Aim. Keep only the lines of the data below that contain "paper", and copy them.

— begin Dataset records —

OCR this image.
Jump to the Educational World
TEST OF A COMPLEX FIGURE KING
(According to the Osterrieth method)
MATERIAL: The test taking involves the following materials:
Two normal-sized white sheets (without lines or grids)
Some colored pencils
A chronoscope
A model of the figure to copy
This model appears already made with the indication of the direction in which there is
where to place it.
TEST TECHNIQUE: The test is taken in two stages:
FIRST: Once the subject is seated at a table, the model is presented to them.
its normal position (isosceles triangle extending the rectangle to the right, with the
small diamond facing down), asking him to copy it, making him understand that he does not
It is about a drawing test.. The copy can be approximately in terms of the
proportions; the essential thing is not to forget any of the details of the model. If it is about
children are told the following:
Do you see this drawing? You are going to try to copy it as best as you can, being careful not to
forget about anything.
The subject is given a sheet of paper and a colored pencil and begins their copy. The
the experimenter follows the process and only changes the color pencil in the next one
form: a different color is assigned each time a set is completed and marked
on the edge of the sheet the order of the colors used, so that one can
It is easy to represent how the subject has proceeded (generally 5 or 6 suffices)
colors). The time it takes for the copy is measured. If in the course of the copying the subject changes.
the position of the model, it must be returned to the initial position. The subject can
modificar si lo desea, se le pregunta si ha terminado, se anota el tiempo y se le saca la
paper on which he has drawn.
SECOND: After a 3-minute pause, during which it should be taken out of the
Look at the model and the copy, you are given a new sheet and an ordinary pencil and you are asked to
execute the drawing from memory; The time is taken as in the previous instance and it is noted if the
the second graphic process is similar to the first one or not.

— end Dataset records —
— begin Dataset records —

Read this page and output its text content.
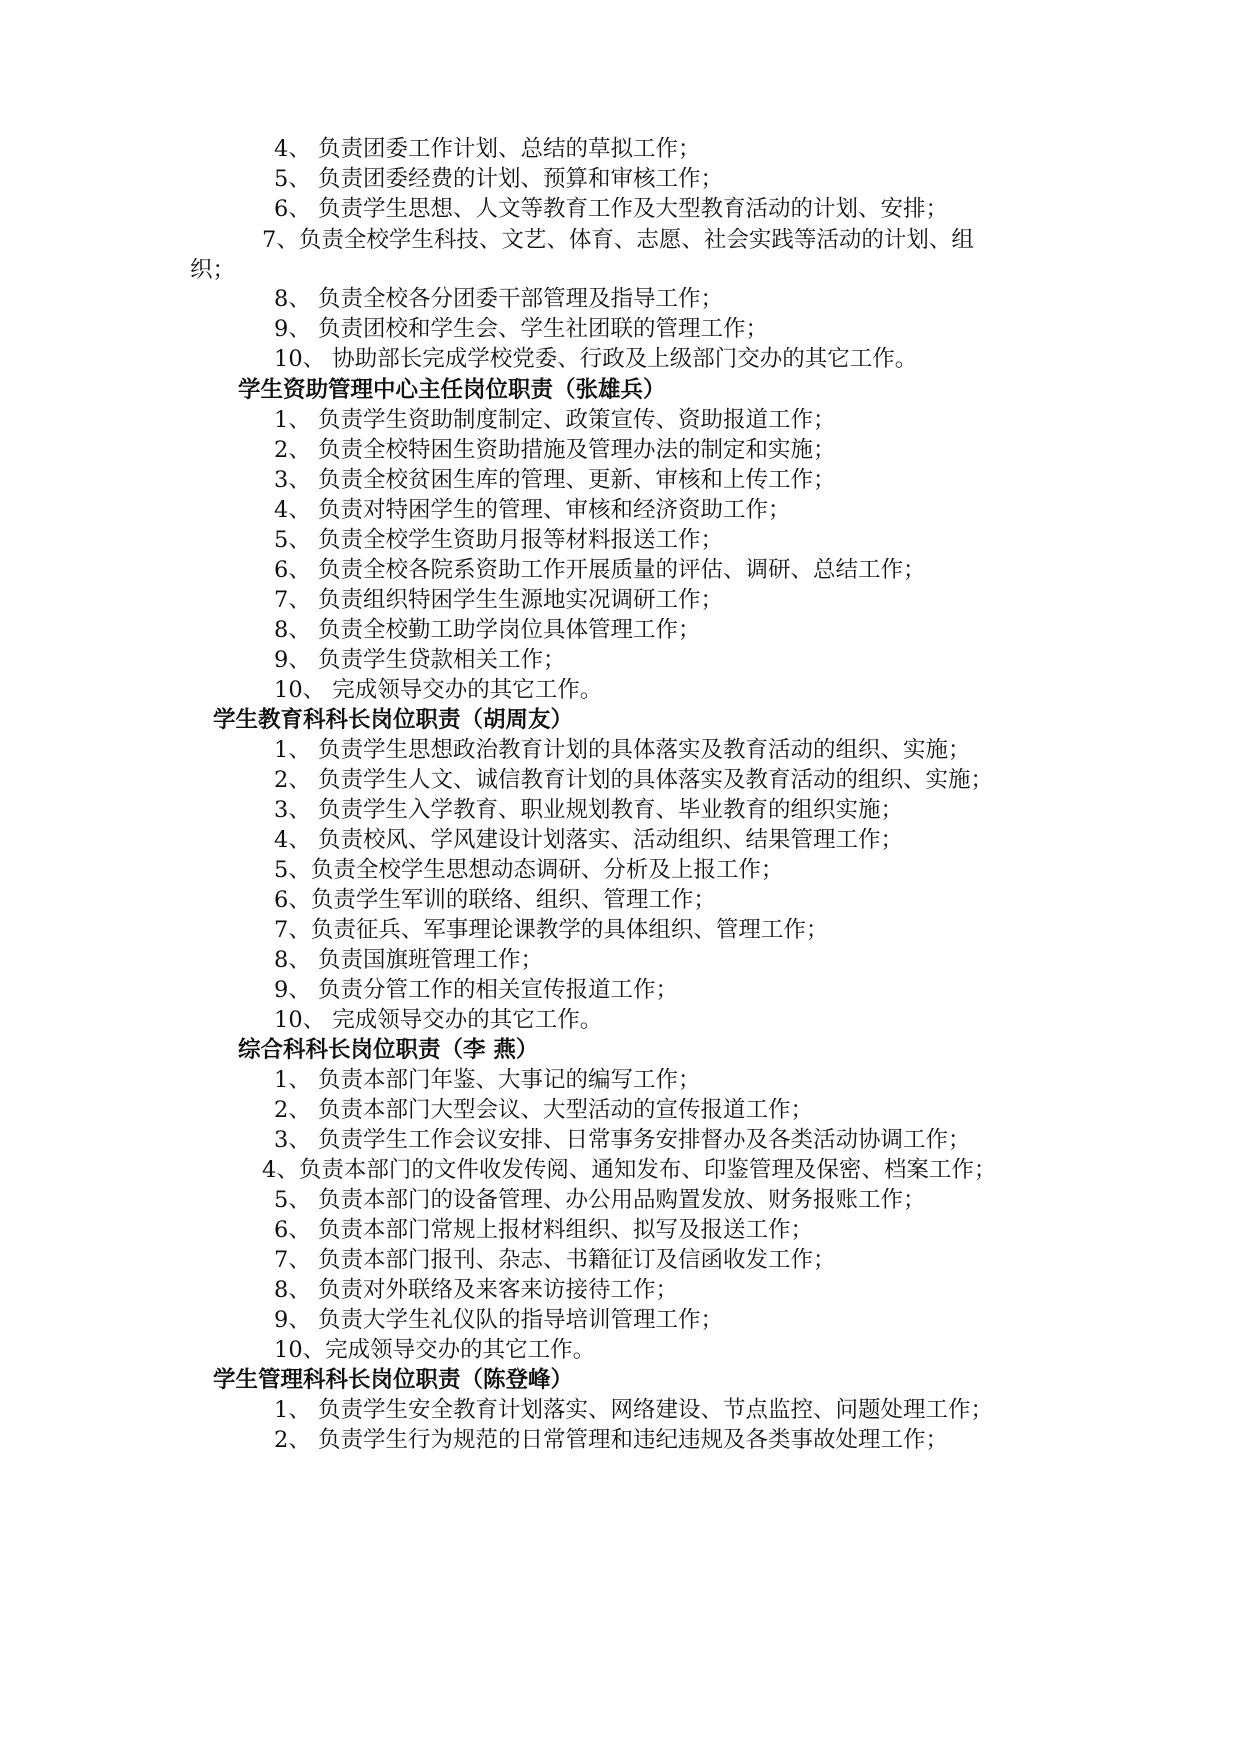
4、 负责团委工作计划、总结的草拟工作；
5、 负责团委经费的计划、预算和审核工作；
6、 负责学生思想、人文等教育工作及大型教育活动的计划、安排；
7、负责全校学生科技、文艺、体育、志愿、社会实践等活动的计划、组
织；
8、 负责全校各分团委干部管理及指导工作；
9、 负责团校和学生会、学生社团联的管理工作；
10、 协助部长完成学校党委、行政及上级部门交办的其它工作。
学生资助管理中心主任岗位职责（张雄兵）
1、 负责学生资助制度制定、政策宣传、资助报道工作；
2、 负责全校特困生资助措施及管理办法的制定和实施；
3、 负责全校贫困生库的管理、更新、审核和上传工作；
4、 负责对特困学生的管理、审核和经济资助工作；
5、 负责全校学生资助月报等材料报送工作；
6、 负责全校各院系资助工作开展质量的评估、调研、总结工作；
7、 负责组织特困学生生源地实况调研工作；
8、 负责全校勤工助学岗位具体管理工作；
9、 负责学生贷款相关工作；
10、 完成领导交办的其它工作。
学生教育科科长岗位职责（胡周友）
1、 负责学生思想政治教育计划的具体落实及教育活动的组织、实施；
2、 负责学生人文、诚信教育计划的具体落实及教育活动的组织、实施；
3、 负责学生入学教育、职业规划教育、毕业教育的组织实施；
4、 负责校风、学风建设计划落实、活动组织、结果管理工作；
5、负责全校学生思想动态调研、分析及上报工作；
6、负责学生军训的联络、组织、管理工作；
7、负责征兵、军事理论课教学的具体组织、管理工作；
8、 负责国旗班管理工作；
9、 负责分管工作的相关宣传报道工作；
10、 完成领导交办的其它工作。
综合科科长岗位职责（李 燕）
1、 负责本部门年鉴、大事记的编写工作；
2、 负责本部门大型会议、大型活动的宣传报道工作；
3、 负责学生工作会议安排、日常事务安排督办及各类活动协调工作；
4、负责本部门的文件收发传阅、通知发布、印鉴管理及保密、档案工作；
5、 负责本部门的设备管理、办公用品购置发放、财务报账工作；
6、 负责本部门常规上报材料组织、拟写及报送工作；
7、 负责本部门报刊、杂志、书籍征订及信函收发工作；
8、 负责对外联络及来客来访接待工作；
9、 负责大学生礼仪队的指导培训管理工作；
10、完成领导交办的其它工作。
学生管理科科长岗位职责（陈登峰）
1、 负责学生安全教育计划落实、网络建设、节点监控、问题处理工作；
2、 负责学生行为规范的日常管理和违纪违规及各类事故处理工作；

— end Dataset records —
— begin Dataset records —

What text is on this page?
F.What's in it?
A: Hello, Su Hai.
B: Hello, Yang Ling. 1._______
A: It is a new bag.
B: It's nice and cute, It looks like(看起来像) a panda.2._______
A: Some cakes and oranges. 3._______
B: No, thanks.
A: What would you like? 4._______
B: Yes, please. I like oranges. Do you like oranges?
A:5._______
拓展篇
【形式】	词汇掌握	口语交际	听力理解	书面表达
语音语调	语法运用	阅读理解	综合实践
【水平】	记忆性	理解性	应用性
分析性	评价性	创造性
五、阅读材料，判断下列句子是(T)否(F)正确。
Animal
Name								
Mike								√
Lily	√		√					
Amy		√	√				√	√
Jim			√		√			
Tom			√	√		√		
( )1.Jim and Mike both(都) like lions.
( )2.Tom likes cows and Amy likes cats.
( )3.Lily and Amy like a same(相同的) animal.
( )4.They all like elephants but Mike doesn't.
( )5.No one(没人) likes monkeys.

— end Dataset records —

Answer below.
The subject is given a sheet of paper and a colored pencil and begins their copy. The
paper on which he has drawn.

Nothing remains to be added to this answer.